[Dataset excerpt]
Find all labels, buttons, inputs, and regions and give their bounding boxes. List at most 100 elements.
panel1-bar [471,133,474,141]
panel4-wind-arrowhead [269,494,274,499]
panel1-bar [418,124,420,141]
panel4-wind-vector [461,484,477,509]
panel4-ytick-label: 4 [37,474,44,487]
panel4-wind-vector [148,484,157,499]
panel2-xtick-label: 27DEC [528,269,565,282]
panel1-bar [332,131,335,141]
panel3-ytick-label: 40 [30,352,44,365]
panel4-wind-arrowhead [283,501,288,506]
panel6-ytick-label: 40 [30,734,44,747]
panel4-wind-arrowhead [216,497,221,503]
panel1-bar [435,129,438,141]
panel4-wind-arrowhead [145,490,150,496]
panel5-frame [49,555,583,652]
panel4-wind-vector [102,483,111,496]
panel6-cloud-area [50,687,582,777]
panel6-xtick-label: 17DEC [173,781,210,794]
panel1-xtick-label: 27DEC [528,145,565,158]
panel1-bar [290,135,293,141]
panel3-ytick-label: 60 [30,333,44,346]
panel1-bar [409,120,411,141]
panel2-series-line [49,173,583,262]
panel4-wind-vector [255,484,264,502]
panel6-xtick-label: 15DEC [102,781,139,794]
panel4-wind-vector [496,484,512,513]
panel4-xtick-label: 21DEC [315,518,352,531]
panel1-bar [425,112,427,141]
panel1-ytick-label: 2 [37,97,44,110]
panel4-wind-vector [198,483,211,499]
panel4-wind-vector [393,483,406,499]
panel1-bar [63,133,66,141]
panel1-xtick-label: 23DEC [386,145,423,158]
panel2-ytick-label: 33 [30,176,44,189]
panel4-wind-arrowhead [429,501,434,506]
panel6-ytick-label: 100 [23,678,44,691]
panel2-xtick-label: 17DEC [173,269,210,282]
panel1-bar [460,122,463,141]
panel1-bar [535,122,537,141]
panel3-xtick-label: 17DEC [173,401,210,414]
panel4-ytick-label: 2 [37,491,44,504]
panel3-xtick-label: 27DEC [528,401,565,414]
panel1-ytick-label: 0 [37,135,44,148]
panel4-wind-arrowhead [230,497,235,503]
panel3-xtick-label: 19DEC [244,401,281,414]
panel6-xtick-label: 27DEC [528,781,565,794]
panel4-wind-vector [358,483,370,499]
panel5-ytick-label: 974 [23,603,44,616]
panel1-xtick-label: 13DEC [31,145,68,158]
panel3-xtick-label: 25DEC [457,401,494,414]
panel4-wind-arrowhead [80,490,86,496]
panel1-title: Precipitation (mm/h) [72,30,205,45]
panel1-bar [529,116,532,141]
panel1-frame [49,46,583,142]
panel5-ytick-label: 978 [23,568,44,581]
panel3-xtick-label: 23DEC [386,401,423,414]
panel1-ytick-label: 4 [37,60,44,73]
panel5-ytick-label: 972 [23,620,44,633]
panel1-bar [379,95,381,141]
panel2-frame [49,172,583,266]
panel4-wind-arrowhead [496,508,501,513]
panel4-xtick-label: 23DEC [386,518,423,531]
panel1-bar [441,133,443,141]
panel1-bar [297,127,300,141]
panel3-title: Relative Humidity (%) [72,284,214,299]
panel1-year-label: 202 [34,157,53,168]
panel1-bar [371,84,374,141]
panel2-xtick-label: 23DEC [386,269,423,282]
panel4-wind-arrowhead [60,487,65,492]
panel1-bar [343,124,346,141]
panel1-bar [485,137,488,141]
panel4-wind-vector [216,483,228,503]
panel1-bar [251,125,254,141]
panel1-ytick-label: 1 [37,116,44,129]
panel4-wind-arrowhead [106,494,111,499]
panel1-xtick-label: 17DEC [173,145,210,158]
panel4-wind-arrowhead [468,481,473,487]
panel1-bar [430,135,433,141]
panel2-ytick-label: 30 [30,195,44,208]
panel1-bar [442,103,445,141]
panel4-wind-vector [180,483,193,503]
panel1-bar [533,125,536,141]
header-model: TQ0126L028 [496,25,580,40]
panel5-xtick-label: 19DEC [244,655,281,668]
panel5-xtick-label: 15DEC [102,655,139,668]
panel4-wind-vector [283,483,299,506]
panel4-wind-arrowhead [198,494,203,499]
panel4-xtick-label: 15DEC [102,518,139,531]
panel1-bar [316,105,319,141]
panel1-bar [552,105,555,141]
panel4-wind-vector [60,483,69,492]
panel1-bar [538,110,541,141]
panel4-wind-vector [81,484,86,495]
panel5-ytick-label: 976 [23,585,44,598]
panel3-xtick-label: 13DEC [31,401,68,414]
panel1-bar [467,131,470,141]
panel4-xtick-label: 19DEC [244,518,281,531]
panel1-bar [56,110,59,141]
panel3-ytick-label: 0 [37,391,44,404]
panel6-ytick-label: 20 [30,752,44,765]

--

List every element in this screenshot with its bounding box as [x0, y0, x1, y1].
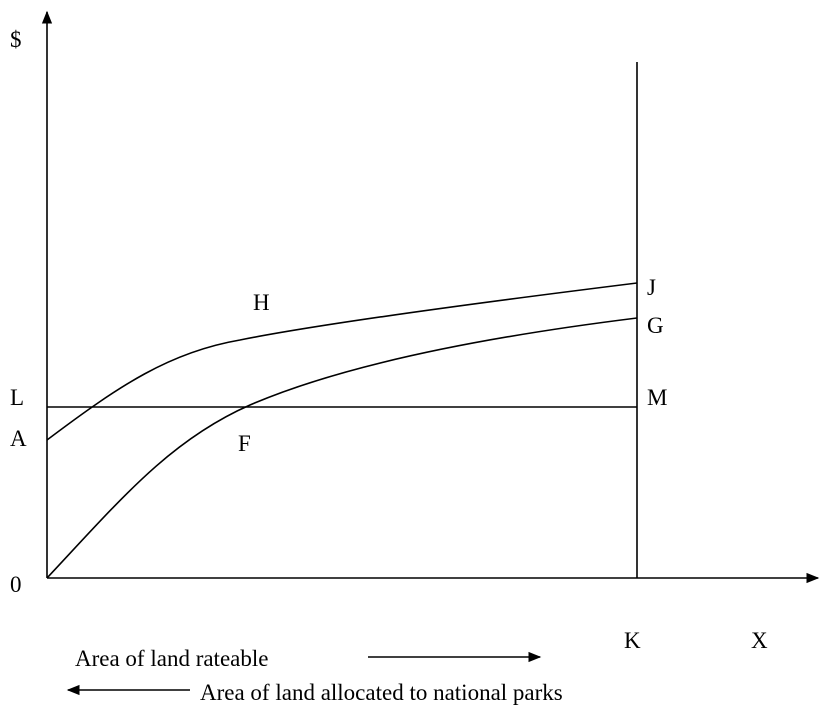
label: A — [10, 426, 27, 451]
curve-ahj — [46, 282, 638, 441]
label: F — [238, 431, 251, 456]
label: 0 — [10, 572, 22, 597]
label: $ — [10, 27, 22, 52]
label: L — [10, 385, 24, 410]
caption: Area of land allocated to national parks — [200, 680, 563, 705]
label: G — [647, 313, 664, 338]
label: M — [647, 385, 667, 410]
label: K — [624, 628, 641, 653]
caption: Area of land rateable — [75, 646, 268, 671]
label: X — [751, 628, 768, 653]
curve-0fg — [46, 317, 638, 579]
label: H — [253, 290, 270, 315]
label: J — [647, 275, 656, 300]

* * *

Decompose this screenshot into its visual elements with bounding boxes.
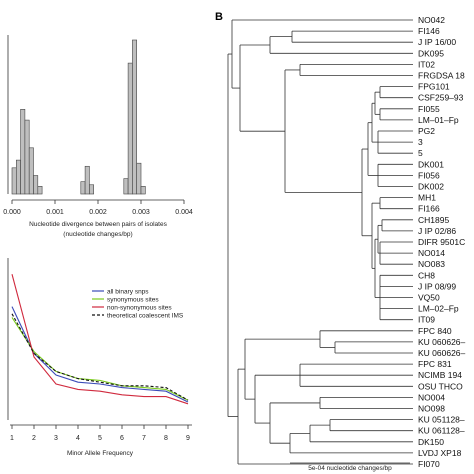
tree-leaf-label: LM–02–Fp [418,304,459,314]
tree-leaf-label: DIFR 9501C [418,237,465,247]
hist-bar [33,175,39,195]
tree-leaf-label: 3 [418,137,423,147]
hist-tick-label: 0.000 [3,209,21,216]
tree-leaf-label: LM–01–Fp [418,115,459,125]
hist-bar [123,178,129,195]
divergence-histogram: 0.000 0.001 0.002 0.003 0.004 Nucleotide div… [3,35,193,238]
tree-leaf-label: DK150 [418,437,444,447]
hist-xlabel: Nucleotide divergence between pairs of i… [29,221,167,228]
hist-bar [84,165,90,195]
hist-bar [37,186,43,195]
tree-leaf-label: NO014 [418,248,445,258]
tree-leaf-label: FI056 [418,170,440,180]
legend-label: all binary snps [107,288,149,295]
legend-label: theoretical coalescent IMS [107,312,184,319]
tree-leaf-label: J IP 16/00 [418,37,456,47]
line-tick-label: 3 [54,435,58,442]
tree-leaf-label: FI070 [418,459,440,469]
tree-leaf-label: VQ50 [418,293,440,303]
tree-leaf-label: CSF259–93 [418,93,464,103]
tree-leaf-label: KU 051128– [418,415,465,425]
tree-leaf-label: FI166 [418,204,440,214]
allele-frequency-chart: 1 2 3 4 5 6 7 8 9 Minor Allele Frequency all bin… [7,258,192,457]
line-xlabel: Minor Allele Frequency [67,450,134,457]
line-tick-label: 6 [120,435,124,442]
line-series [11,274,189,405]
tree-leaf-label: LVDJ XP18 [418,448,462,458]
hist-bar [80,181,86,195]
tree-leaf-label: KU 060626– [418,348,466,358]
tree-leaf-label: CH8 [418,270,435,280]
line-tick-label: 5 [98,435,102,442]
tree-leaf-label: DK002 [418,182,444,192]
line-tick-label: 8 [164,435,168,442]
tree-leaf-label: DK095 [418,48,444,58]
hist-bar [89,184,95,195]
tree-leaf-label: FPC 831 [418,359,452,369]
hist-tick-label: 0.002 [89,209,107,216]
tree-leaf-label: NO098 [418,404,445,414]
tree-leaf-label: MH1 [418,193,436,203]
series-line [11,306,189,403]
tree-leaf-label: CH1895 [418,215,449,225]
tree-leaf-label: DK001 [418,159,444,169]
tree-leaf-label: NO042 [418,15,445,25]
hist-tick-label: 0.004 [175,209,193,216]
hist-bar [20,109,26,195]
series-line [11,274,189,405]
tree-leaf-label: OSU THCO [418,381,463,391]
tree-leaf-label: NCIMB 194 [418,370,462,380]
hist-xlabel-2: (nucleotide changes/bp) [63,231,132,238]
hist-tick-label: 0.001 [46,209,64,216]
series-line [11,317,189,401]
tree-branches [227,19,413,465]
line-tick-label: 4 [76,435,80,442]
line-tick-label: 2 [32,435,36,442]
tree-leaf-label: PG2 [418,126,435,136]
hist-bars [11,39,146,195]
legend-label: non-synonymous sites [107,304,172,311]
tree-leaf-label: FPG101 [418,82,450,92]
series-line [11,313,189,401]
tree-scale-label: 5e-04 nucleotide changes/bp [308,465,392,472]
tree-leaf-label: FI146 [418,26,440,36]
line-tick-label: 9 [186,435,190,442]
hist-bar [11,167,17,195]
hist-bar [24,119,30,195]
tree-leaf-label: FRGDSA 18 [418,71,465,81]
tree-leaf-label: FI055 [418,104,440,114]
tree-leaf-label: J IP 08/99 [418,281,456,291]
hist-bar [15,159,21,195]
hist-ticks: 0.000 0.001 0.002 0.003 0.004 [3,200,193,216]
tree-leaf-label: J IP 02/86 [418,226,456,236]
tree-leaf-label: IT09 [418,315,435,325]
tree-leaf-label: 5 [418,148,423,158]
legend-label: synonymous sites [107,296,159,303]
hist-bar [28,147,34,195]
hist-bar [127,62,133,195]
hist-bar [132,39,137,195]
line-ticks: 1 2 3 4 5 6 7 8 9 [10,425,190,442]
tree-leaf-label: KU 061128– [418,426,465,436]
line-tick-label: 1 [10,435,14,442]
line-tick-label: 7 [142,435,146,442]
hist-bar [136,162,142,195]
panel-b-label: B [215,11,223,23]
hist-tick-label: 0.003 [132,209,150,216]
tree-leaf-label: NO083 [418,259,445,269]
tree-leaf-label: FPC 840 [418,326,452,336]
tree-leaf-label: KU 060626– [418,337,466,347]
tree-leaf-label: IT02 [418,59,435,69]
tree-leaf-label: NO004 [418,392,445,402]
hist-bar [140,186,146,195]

> **BRIEF**:
Can you lay out the stretch of material from the line containing "List every element" through the line containing "label: J — [647, 275, 656, 300]" as a JSON list of strings, one string per line? Leave out blank lines and any pictures.

> **SOLUTION FOR THIS PROBLEM**:
[
  "List every element in this screenshot with its bounding box as [x0, y0, x1, y1].",
  "label: A — [10, 426, 27, 451]",
  "curve-ahj — [46, 282, 638, 441]",
  "label: F — [238, 431, 251, 456]",
  "label: 0 — [10, 572, 22, 597]",
  "label: $ — [10, 27, 22, 52]",
  "label: L — [10, 385, 24, 410]",
  "caption: Area of land allocated to national parks — [200, 680, 563, 705]",
  "label: G — [647, 313, 664, 338]",
  "label: M — [647, 385, 667, 410]",
  "label: K — [624, 628, 641, 653]",
  "caption: Area of land rateable — [75, 646, 268, 671]",
  "label: X — [751, 628, 768, 653]",
  "curve-0fg — [46, 317, 638, 579]",
  "label: H — [253, 290, 270, 315]",
  "label: J — [647, 275, 656, 300]"
]